Así que afrontemos la gran pregunta: ¿es Movida del 76 una película nostálgica? La afloración de temazos hard rock de la época y la esencial bondad de todo lo mostrado probarían que sí, pero el caso es que la nostalgia tiene una cierta vocación trascendente. Si alguien se vuelca en ella, es porque en parte busca impugnar su día a día, y la nostalgia ha de desvelarse como el anverso de una angustia generacional. La supuesta apatía de la Generación X, marcada por un eterno presente, no correspondería a ella, pero sí lo haría tres años después de Movida del 76 otra película de Linklater, SubUrbia. Que, con su gravedad y dramatismo exacerbado, bien podría ser el negativo de Movida del 76.

Este tipo de nostalgia febril, marcada por una angustia íntima que de una forma mecánica provoca el repliegue en el fetichismo, resultaría tener gran pábulo en los 90. Quentin Tarantino, fan acérrimo de Movida del 76, es un cineasta dado al fetiche, y este fetichismo recorre igualmente el cine de otro pope noventero como Smith (desesperado por anclarse en una expresión tan evidente del capitalismo tardío como los centros comerciales), para ya finalizando la década vivir una eclosión con Alta fidelidad. Pero Movida del 76 apenas posee nada de ese fetichismo. Lo que no le impedirá ser influyente de todos modos.
+---+
◆ **Las tareas**:
• a. Según el fragmento sobre Movida del 76, ¿por qué tiene la nostalgia una cierta vocación trascendente? Responde en una a tres frases.
• b. Retoma el fragmento sobre Movida del 76 y prosíguelo a partir de su última frase.
Los registros proceden de otra fuente distinta.
+---+
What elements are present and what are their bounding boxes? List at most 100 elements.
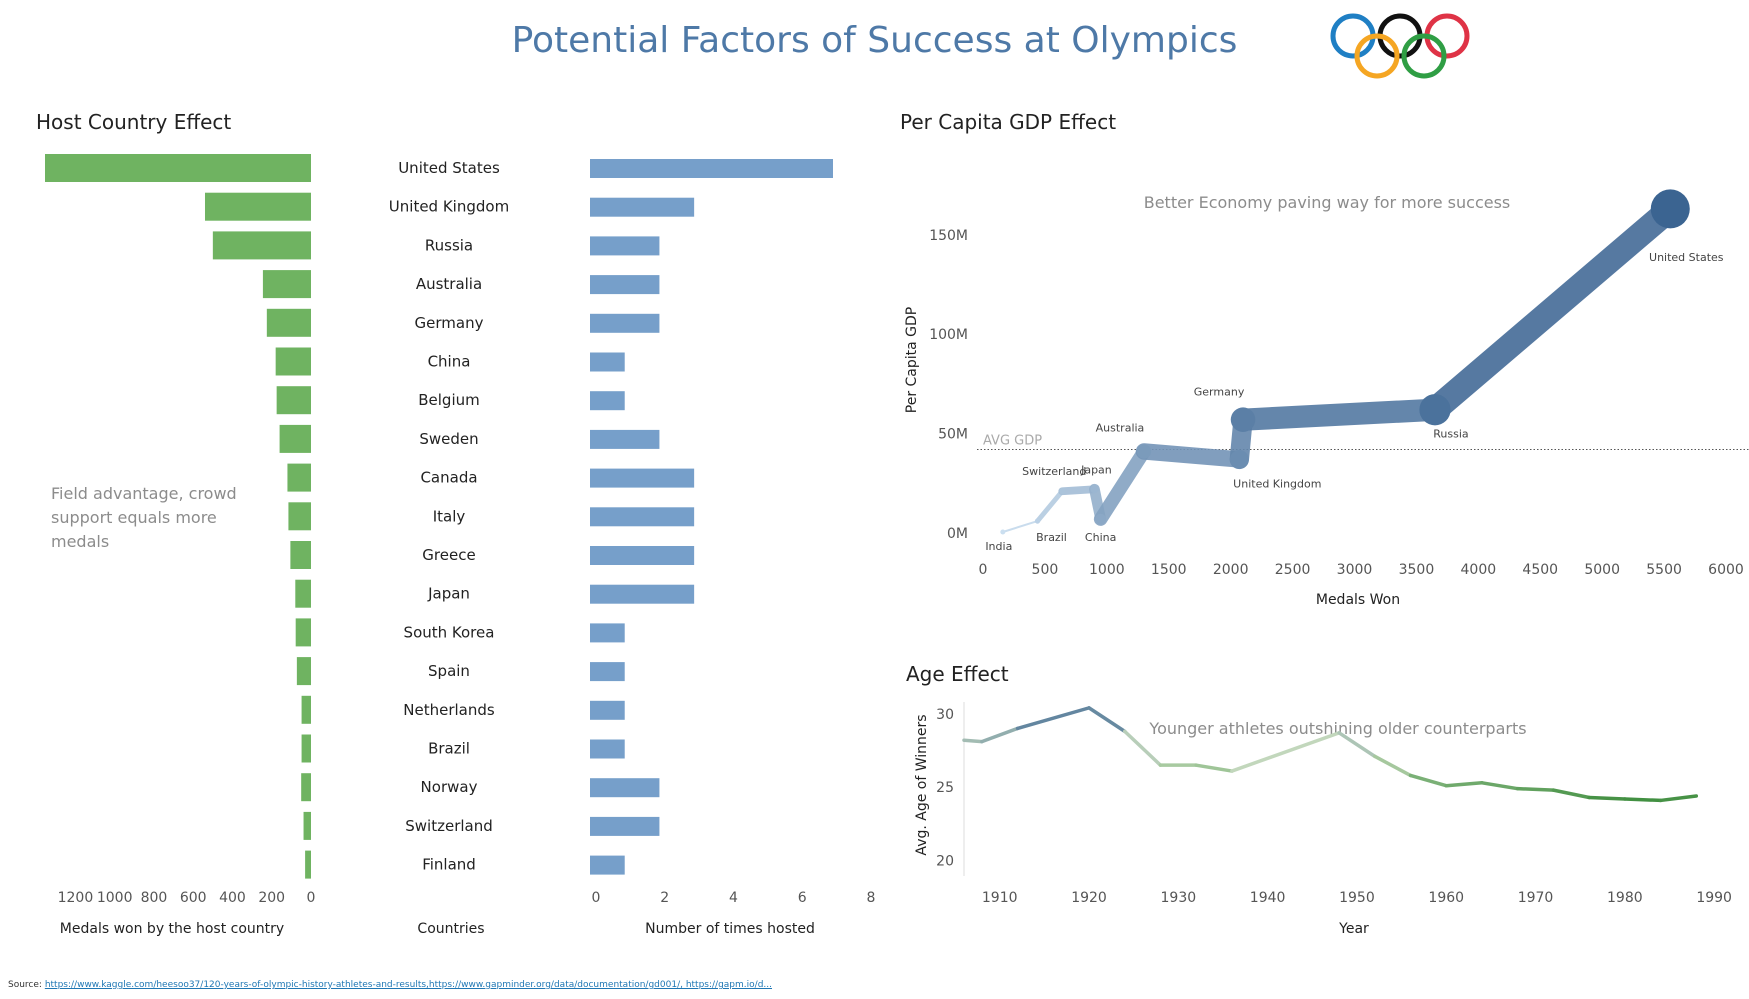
host-medals-bar-brazil xyxy=(301,734,311,763)
gdp-point-label-brazil: Brazil xyxy=(1036,531,1067,544)
country-label-canada: Canada xyxy=(420,469,477,487)
gdp-point-united-kingdom xyxy=(1229,449,1249,469)
gdp-point-united-states xyxy=(1650,189,1690,229)
gdp-x-tick: 2500 xyxy=(1275,562,1311,578)
times-hosted-tick: 2 xyxy=(660,890,669,906)
country-label-sweden: Sweden xyxy=(419,430,478,448)
times-hosted-tick: 8 xyxy=(866,890,875,906)
age-line-segment xyxy=(1623,797,1663,803)
gdp-point-label-japan: Japan xyxy=(1080,463,1112,476)
age-line-segment xyxy=(1337,731,1377,759)
gdp-x-tick: 3500 xyxy=(1399,562,1435,578)
times-hosted-bar-canada xyxy=(590,468,695,488)
age-chart: Younger athletes outshining older counte… xyxy=(914,702,1732,937)
host-medals-tick: 0 xyxy=(307,890,316,906)
gdp-x-tick: 4000 xyxy=(1461,562,1497,578)
host-medals-bar-switzerland xyxy=(303,811,311,840)
host-annotation: Field advantage, crowd support equals mo… xyxy=(51,484,237,551)
gdp-x-tick: 1000 xyxy=(1089,562,1125,578)
country-label-china: China xyxy=(428,353,471,371)
age-x-tick: 1990 xyxy=(1696,890,1732,906)
gdp-segment xyxy=(1231,398,1447,431)
gdp-x-tick: 2000 xyxy=(1213,562,1249,578)
source-label: Source: xyxy=(8,980,42,990)
host-medals-bar-united-states xyxy=(45,154,311,182)
age-line-segment xyxy=(1373,754,1413,778)
gdp-segment xyxy=(1001,520,1039,534)
countries-axis-label: Countries xyxy=(417,921,484,937)
age-annotation: Younger athletes outshining older counte… xyxy=(1148,719,1526,738)
avg-gdp-label: AVG GDP xyxy=(983,433,1042,448)
age-y-axis-label: Avg. Age of Winners xyxy=(914,714,930,855)
gdp-x-tick: 3000 xyxy=(1337,562,1373,578)
country-label-italy: Italy xyxy=(433,507,466,525)
times-hosted-bar-japan xyxy=(590,584,695,604)
source-line: Source: https://www.kaggle.com/heesoo37/… xyxy=(8,980,772,990)
gdp-y-tick: 150M xyxy=(929,228,968,244)
country-label-netherlands: Netherlands xyxy=(403,701,495,719)
age-line-segment xyxy=(1194,763,1234,773)
times-hosted-bar-united-states xyxy=(590,159,833,178)
country-label-switzerland: Switzerland xyxy=(405,817,493,835)
host-medals-bar-italy xyxy=(288,502,311,531)
gdp-point-label-united-kingdom: United Kingdom xyxy=(1233,477,1321,490)
host-medals-bar-russia xyxy=(212,231,311,260)
age-y-tick: 25 xyxy=(936,780,954,796)
country-label-greece: Greece xyxy=(422,546,475,564)
times-hosted-bar-germany xyxy=(590,313,660,333)
times-hosted-tick: 0 xyxy=(592,890,601,906)
gdp-point-germany xyxy=(1230,407,1256,432)
host-medals-tick: 400 xyxy=(219,890,246,906)
gdp-point-label-switzerland: Switzerland xyxy=(1022,465,1086,478)
gdp-point-switzerland xyxy=(1059,488,1066,495)
age-x-tick: 1910 xyxy=(982,890,1018,906)
times-hosted-axis-label: Number of times hosted xyxy=(645,921,815,937)
gdp-point-label-india: India xyxy=(985,540,1012,553)
gdp-segment xyxy=(1035,488,1065,524)
gdp-x-tick: 5000 xyxy=(1584,562,1620,578)
times-hosted-bar-finland xyxy=(590,855,625,875)
age-line-segment xyxy=(1551,788,1591,800)
gdp-segment xyxy=(1093,444,1151,526)
host-section-title: Host Country Effect xyxy=(36,110,232,134)
dashboard-title: Potential Factors of Success at Olympics xyxy=(511,20,1238,61)
gdp-x-tick: 4500 xyxy=(1522,562,1558,578)
host-medals-tick: 1200 xyxy=(58,890,94,906)
times-hosted-bar-switzerland xyxy=(590,816,660,836)
age-line-segment xyxy=(1122,729,1163,767)
age-line-segment xyxy=(1480,781,1520,791)
times-hosted-bar-brazil xyxy=(590,739,625,759)
gdp-segment xyxy=(1058,485,1099,496)
gdp-x-tick: 6000 xyxy=(1708,562,1744,578)
country-label-japan: Japan xyxy=(427,585,470,603)
times-hosted-tick: 6 xyxy=(798,890,807,906)
age-x-axis-label: Year xyxy=(1338,921,1369,937)
gdp-point-label-russia: Russia xyxy=(1433,428,1468,441)
age-line-segment xyxy=(1408,773,1448,788)
source-links[interactable]: https://www.kaggle.com/heesoo37/120-year… xyxy=(44,980,772,990)
gdp-point-label-china: China xyxy=(1085,531,1116,544)
host-medals-bar-japan xyxy=(295,579,311,608)
country-label-spain: Spain xyxy=(428,662,470,680)
host-medals-tick: 200 xyxy=(258,890,285,906)
host-medals-tick: 1000 xyxy=(97,890,133,906)
country-label-belgium: Belgium xyxy=(418,391,480,409)
host-medals-bar-united-kingdom xyxy=(204,192,311,221)
age-y-tick: 30 xyxy=(936,707,954,723)
gdp-point-russia xyxy=(1419,394,1451,426)
times-hosted-bar-russia xyxy=(590,236,660,256)
times-hosted-bar-sweden xyxy=(590,429,660,449)
country-label-finland: Finland xyxy=(422,856,476,874)
gdp-point-india xyxy=(1000,529,1006,535)
gdp-point-brazil xyxy=(1034,518,1041,524)
age-line-segment xyxy=(980,726,1020,744)
host-medals-tick: 800 xyxy=(141,890,168,906)
age-x-tick: 1960 xyxy=(1428,890,1464,906)
times-hosted-bar-netherlands xyxy=(590,700,625,720)
times-hosted-bar-china xyxy=(590,352,625,372)
times-hosted-bar-united-kingdom xyxy=(590,197,695,217)
gdp-point-australia xyxy=(1136,444,1152,459)
times-hosted-bar-australia xyxy=(590,275,660,295)
host-medals-bar-canada xyxy=(287,463,311,492)
host-medals-bar-belgium xyxy=(276,386,311,415)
+---+
◆ **Conjunto de respuestas**:
• a. Porque quien se vuelca en la nostalgia lo hace en parte para impugnar su día a día. Por eso la nostalgia ha de desvelarse como el anverso de una angustia generacional.

• b.
Al fin y al cabo los 70 estaban de moda en los años 90. Habían pasado los años suficientes, había suficientes razones como para que el inconsciente popular vinculara estas dos décadas (la común creencia colectiva de que las grandes luchas habían pasado y que por lo tanto no quedaba ningún futuro), así que tenía que nacer algo como Aquellos maravillosos 70. Empezó a emitirse en 1998, y su referente era Movida del 76 al punto del plagio. Wooderson pasaba a ser Michael Kelso (Ashton Kutcher), había una torre de agua, los capítulos se titulaban como hits de la época al igual que Linklater había llamado a su película como un tema de Led Zeppelin.

Aquellos maravillosos 70 era (es, pues tuvo reboot noventero gracias al cálido recuerdo de la audiencia) una sitcom fetichista, que se regodeaba en el vestuario, los escenarios cartón-piedra e incluso tenía cortinillas psicodélicas. Había una sensación de artificio que no sepultaba del todo la filosofía de Linklater (retomaba, por ejemplo, ese descuido levemente mezquino en las relaciones afectivas, tan distinto de los bondadosos protagonistas de Friends), pero que sí empaquetaba un sentir popular y se vestía con los ropajes de la nostalgia para alcanzar un atractivo incombustible, fuera cual fuera nuestra relación con la época.

¿Qué fue de Linklater entretanto? Pues podríamos decir que se ha mantenido ajeno a estas neurosis coyunturales, fiel a sus principios dispersos. Apolo 10 ½ es su aportación a la moda de las autoficciones de directores, y resulta ser una que niega cualquier valor testimonial desde la misma decisión de usar su amada animación por rotoscopia, capaz de sumirlo todo en un plano intermedio y sí, líquido. El problema es que, antes de eso, Linklater había rodado una secuela de Movida del 76.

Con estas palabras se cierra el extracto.